Data in this exercise:
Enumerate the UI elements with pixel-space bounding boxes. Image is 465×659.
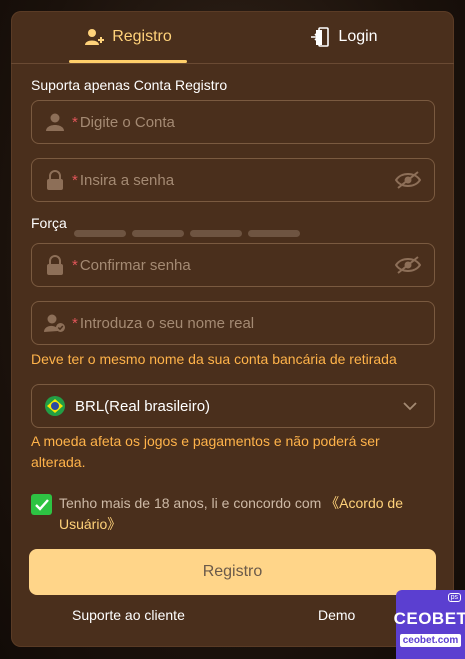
lock-icon: [44, 254, 66, 276]
currency-hint: A moeda afeta os jogos e pagamentos e nã…: [31, 433, 380, 470]
badge-site: ceobet.com: [399, 633, 462, 647]
real-name-hint: Deve ter o mesmo nome da sua conta bancá…: [31, 351, 397, 367]
currency-select[interactable]: BRL(Real brasileiro): [31, 384, 435, 428]
register-modal: Registro Login Suporta apenas Conta Regi…: [11, 11, 454, 647]
eye-hidden-icon[interactable]: [394, 254, 422, 276]
agree-checkbox[interactable]: [31, 494, 52, 515]
badge-brand: CEOBET: [393, 608, 465, 628]
confirm-password-field: *: [31, 243, 435, 287]
strength-bar-3: [190, 230, 242, 237]
strength-bar-4: [248, 230, 300, 237]
tab-register[interactable]: Registro: [69, 11, 187, 63]
add-user-icon: [85, 29, 105, 45]
customer-support-link[interactable]: Suporte ao cliente: [72, 607, 185, 623]
verified-user-icon: [44, 312, 66, 334]
eye-hidden-icon[interactable]: [394, 169, 422, 191]
badge-tag: ps: [447, 593, 461, 602]
lock-icon: [44, 169, 66, 191]
active-tab-indicator: [69, 60, 187, 63]
required-mark: *: [72, 314, 78, 332]
real-name-field: *: [31, 301, 435, 345]
currency-value: BRL(Real brasileiro): [75, 397, 211, 415]
login-door-icon: [311, 27, 330, 47]
tab-login[interactable]: Login: [279, 11, 409, 63]
required-mark: *: [72, 113, 78, 131]
agree-text: Tenho mais de 18 anos, li e concordo com: [59, 495, 322, 511]
required-mark: *: [72, 256, 78, 274]
account-label: Suporta apenas Conta Registro: [31, 77, 228, 93]
strength-bar-2: [132, 230, 184, 237]
tab-login-label: Login: [338, 28, 378, 45]
password-field: *: [31, 158, 435, 202]
checkmark-icon: [34, 498, 49, 511]
required-mark: *: [72, 171, 78, 189]
password-input[interactable]: [79, 160, 394, 200]
chevron-down-icon: [400, 396, 420, 416]
auth-tabs: Registro Login: [11, 11, 454, 64]
brazil-flag-icon: [45, 396, 65, 416]
tab-register-label: Registro: [112, 28, 172, 45]
account-input[interactable]: [79, 102, 434, 142]
strength-label: Força: [31, 215, 67, 231]
real-name-input[interactable]: [79, 303, 434, 343]
agree-text-block: Tenho mais de 18 anos, li e concordo com…: [59, 493, 429, 535]
confirm-password-input[interactable]: [79, 245, 394, 285]
ceobet-badge: ps CEOBET ceobet.com: [393, 590, 465, 659]
demo-link[interactable]: Demo: [318, 607, 355, 623]
account-field: *: [31, 100, 435, 144]
user-icon: [44, 111, 66, 133]
register-submit-button[interactable]: Registro: [29, 549, 436, 595]
strength-bar-1: [74, 230, 126, 237]
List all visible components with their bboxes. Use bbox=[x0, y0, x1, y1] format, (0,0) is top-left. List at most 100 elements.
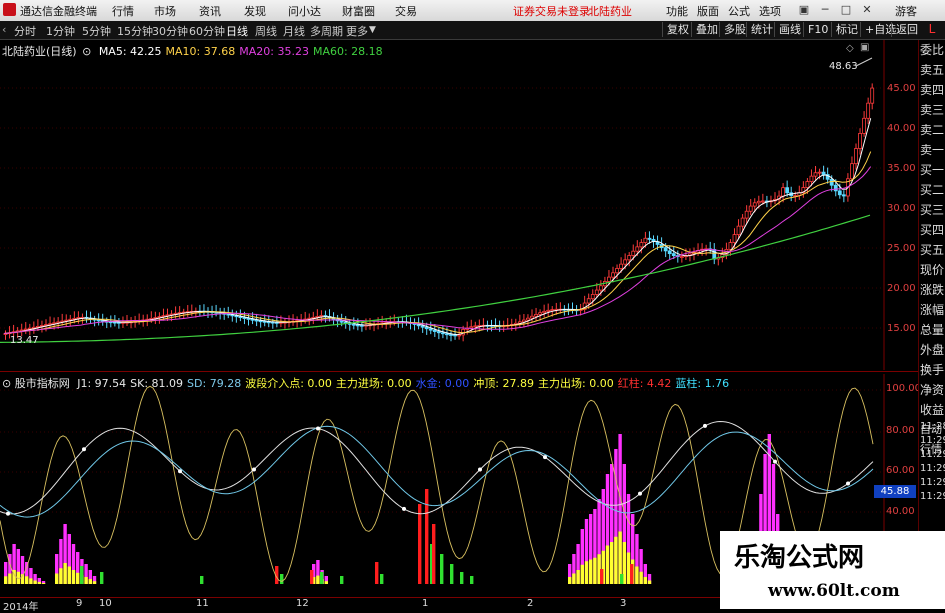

Requirements: Retype all of the items above line for line, with no changes, and leave out the pictures.

Full output:
Enumerate the UI elements with pixel-space bounding boxes. Image is 465×659.
lock-icon: [44, 254, 66, 276]
currency-hint: A moeda afeta os jogos e pagamentos e nã…: [31, 433, 380, 470]
badge-site: ceobet.com: [399, 633, 462, 647]
real-name-hint: Deve ter o mesmo nome da sua conta bancá…: [31, 351, 397, 367]
currency-select[interactable]: BRL(Real brasileiro): [31, 384, 435, 428]
register-modal: Registro Login Suporta apenas Conta Regi…: [11, 11, 454, 647]
eye-hidden-icon[interactable]: [394, 254, 422, 276]
agree-checkbox[interactable]: [31, 494, 52, 515]
badge-brand: CEOBET: [393, 608, 465, 628]
confirm-password-field: *: [31, 243, 435, 287]
strength-bar-3: [190, 230, 242, 237]
strength-bar-4: [248, 230, 300, 237]
tab-register[interactable]: Registro: [69, 11, 187, 63]
add-user-icon: [85, 29, 105, 45]
customer-support-link[interactable]: Suporte ao cliente: [72, 607, 185, 623]
verified-user-icon: [44, 312, 66, 334]
eye-hidden-icon[interactable]: [394, 169, 422, 191]
badge-tag: ps: [447, 593, 461, 602]
lock-icon: [44, 169, 66, 191]
active-tab-indicator: [69, 60, 187, 63]
required-mark: *: [72, 314, 78, 332]
real-name-field: *: [31, 301, 435, 345]
currency-value: BRL(Real brasileiro): [75, 397, 211, 415]
login-door-icon: [311, 27, 330, 47]
tab-login[interactable]: Login: [279, 11, 409, 63]
required-mark: *: [72, 113, 78, 131]
agree-text: Tenho mais de 18 anos, li e concordo com: [59, 495, 322, 511]
required-mark: *: [72, 256, 78, 274]
account-label: Suporta apenas Conta Registro: [31, 77, 228, 93]
strength-bar-2: [132, 230, 184, 237]
tab-login-label: Login: [338, 28, 378, 45]
password-field: *: [31, 158, 435, 202]
checkmark-icon: [34, 498, 49, 511]
required-mark: *: [72, 171, 78, 189]
password-input[interactable]: [79, 160, 394, 200]
chevron-down-icon: [400, 396, 420, 416]
auth-tabs: Registro Login: [11, 11, 454, 64]
brazil-flag-icon: [45, 396, 65, 416]
tab-register-label: Registro: [112, 28, 172, 45]
account-input[interactable]: [79, 102, 434, 142]
strength-label: Força: [31, 215, 67, 231]
real-name-input[interactable]: [79, 303, 434, 343]
agree-text-block: Tenho mais de 18 anos, li e concordo com…: [59, 493, 429, 535]
confirm-password-input[interactable]: [79, 245, 394, 285]
ceobet-badge: ps CEOBET ceobet.com: [393, 590, 465, 659]
demo-link[interactable]: Demo: [318, 607, 355, 623]
account-field: *: [31, 100, 435, 144]
user-icon: [44, 111, 66, 133]
register-submit-button[interactable]: Registro: [29, 549, 436, 595]
strength-bar-1: [74, 230, 126, 237]
List all visible components with their bboxes. Use bbox=[x0, y0, x1, y1] format, (0,0) is top-left. List at most 100 elements.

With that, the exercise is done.